─── DATA IN THIS EXERCISE

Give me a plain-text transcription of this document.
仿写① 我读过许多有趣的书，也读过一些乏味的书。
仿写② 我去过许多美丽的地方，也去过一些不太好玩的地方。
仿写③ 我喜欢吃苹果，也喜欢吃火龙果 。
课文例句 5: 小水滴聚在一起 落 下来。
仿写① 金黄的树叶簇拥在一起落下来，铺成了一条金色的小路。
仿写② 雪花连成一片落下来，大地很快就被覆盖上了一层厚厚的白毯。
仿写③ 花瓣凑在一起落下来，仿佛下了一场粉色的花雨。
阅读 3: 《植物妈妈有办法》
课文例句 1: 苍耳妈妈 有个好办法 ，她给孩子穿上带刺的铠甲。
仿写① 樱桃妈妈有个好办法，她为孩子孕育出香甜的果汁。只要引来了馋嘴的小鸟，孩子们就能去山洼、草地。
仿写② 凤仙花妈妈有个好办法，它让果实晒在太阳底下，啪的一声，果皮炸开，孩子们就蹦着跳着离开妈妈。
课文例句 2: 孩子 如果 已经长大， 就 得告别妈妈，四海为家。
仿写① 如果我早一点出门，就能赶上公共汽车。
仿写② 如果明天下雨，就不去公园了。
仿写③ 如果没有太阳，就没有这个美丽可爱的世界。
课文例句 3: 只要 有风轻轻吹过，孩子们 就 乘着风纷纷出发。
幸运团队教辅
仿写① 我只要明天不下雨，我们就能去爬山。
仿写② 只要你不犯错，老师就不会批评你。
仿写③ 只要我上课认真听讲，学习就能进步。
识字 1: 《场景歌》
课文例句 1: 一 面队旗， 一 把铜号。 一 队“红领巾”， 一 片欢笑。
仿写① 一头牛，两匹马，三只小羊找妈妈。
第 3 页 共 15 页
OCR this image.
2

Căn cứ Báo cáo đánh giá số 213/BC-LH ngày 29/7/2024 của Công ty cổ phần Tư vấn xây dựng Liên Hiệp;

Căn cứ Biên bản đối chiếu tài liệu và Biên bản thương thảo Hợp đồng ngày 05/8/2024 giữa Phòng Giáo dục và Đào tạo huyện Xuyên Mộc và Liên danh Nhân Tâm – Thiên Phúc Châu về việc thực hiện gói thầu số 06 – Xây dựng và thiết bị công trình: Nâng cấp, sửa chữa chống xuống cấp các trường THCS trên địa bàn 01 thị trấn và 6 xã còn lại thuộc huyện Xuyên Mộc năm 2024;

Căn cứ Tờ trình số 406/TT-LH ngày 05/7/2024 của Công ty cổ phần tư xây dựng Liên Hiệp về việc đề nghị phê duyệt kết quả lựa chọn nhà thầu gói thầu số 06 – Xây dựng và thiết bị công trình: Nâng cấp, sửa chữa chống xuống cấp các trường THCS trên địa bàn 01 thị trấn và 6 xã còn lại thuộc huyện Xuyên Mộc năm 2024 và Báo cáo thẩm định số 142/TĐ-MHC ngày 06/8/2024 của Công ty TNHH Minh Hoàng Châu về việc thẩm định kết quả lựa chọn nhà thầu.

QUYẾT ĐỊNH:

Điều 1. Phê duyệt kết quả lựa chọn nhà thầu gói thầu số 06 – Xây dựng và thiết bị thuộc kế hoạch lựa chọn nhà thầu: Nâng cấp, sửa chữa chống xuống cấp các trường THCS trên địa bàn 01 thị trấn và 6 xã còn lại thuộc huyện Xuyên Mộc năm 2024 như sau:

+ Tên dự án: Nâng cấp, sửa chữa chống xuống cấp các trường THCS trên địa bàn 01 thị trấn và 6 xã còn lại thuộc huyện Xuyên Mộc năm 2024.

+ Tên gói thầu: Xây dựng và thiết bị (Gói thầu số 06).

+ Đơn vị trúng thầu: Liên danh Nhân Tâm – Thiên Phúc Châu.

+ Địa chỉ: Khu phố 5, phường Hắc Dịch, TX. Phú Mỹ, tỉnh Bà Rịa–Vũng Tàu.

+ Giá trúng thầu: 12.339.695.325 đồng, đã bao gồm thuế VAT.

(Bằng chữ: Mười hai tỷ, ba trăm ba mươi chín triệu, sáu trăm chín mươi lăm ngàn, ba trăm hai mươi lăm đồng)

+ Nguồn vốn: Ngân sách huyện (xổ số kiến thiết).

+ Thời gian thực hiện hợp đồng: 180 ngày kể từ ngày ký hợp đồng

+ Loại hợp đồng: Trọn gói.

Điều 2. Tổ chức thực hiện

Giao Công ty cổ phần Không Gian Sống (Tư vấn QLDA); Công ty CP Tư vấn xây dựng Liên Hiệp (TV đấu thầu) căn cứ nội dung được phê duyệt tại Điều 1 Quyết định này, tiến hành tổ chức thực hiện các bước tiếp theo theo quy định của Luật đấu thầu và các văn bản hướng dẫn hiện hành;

──────

» EXERCISE PROMPT
Return all of the above records exactly, leaving no line out.

» TASK ANSWER
Give me a plain-text transcription of this document.
仿写① 我读过许多有趣的书，也读过一些乏味的书。
仿写② 我去过许多美丽的地方，也去过一些不太好玩的地方。
仿写③ 我喜欢吃苹果，也喜欢吃火龙果 。
课文例句 5: 小水滴聚在一起 落 下来。
仿写① 金黄的树叶簇拥在一起落下来，铺成了一条金色的小路。
仿写② 雪花连成一片落下来，大地很快就被覆盖上了一层厚厚的白毯。
仿写③ 花瓣凑在一起落下来，仿佛下了一场粉色的花雨。
阅读 3: 《植物妈妈有办法》
课文例句 1: 苍耳妈妈 有个好办法 ，她给孩子穿上带刺的铠甲。
仿写① 樱桃妈妈有个好办法，她为孩子孕育出香甜的果汁。只要引来了馋嘴的小鸟，孩子们就能去山洼、草地。
仿写② 凤仙花妈妈有个好办法，它让果实晒在太阳底下，啪的一声，果皮炸开，孩子们就蹦着跳着离开妈妈。
课文例句 2: 孩子 如果 已经长大， 就 得告别妈妈，四海为家。
仿写① 如果我早一点出门，就能赶上公共汽车。
仿写② 如果明天下雨，就不去公园了。
仿写③ 如果没有太阳，就没有这个美丽可爱的世界。
课文例句 3: 只要 有风轻轻吹过，孩子们 就 乘着风纷纷出发。
幸运团队教辅
仿写① 我只要明天不下雨，我们就能去爬山。
仿写② 只要你不犯错，老师就不会批评你。
仿写③ 只要我上课认真听讲，学习就能进步。
识字 1: 《场景歌》
课文例句 1: 一 面队旗， 一 把铜号。 一 队“红领巾”， 一 片欢笑。
仿写① 一头牛，两匹马，三只小羊找妈妈。
第 3 页 共 15 页
OCR this image.
2

Căn cứ Báo cáo đánh giá số 213/BC-LH ngày 29/7/2024 của Công ty cổ phần Tư vấn xây dựng Liên Hiệp;

Căn cứ Biên bản đối chiếu tài liệu và Biên bản thương thảo Hợp đồng ngày 05/8/2024 giữa Phòng Giáo dục và Đào tạo huyện Xuyên Mộc và Liên danh Nhân Tâm – Thiên Phúc Châu về việc thực hiện gói thầu số 06 – Xây dựng và thiết bị công trình: Nâng cấp, sửa chữa chống xuống cấp các trường THCS trên địa bàn 01 thị trấn và 6 xã còn lại thuộc huyện Xuyên Mộc năm 2024;

Căn cứ Tờ trình số 406/TT-LH ngày 05/7/2024 của Công ty cổ phần tư xây dựng Liên Hiệp về việc đề nghị phê duyệt kết quả lựa chọn nhà thầu gói thầu số 06 – Xây dựng và thiết bị công trình: Nâng cấp, sửa chữa chống xuống cấp các trường THCS trên địa bàn 01 thị trấn và 6 xã còn lại thuộc huyện Xuyên Mộc năm 2024 và Báo cáo thẩm định số 142/TĐ-MHC ngày 06/8/2024 của Công ty TNHH Minh Hoàng Châu về việc thẩm định kết quả lựa chọn nhà thầu.

QUYẾT ĐỊNH:

Điều 1. Phê duyệt kết quả lựa chọn nhà thầu gói thầu số 06 – Xây dựng và thiết bị thuộc kế hoạch lựa chọn nhà thầu: Nâng cấp, sửa chữa chống xuống cấp các trường THCS trên địa bàn 01 thị trấn và 6 xã còn lại thuộc huyện Xuyên Mộc năm 2024 như sau:

+ Tên dự án: Nâng cấp, sửa chữa chống xuống cấp các trường THCS trên địa bàn 01 thị trấn và 6 xã còn lại thuộc huyện Xuyên Mộc năm 2024.

+ Tên gói thầu: Xây dựng và thiết bị (Gói thầu số 06).

+ Đơn vị trúng thầu: Liên danh Nhân Tâm – Thiên Phúc Châu.

+ Địa chỉ: Khu phố 5, phường Hắc Dịch, TX. Phú Mỹ, tỉnh Bà Rịa–Vũng Tàu.

+ Giá trúng thầu: 12.339.695.325 đồng, đã bao gồm thuế VAT.

(Bằng chữ: Mười hai tỷ, ba trăm ba mươi chín triệu, sáu trăm chín mươi lăm ngàn, ba trăm hai mươi lăm đồng)

+ Nguồn vốn: Ngân sách huyện (xổ số kiến thiết).

+ Thời gian thực hiện hợp đồng: 180 ngày kể từ ngày ký hợp đồng

+ Loại hợp đồng: Trọn gói.

Điều 2. Tổ chức thực hiện

Giao Công ty cổ phần Không Gian Sống (Tư vấn QLDA); Công ty CP Tư vấn xây dựng Liên Hiệp (TV đấu thầu) căn cứ nội dung được phê duyệt tại Điều 1 Quyết định này, tiến hành tổ chức thực hiện các bước tiếp theo theo quy định của Luật đấu thầu và các văn bản hướng dẫn hiện hành;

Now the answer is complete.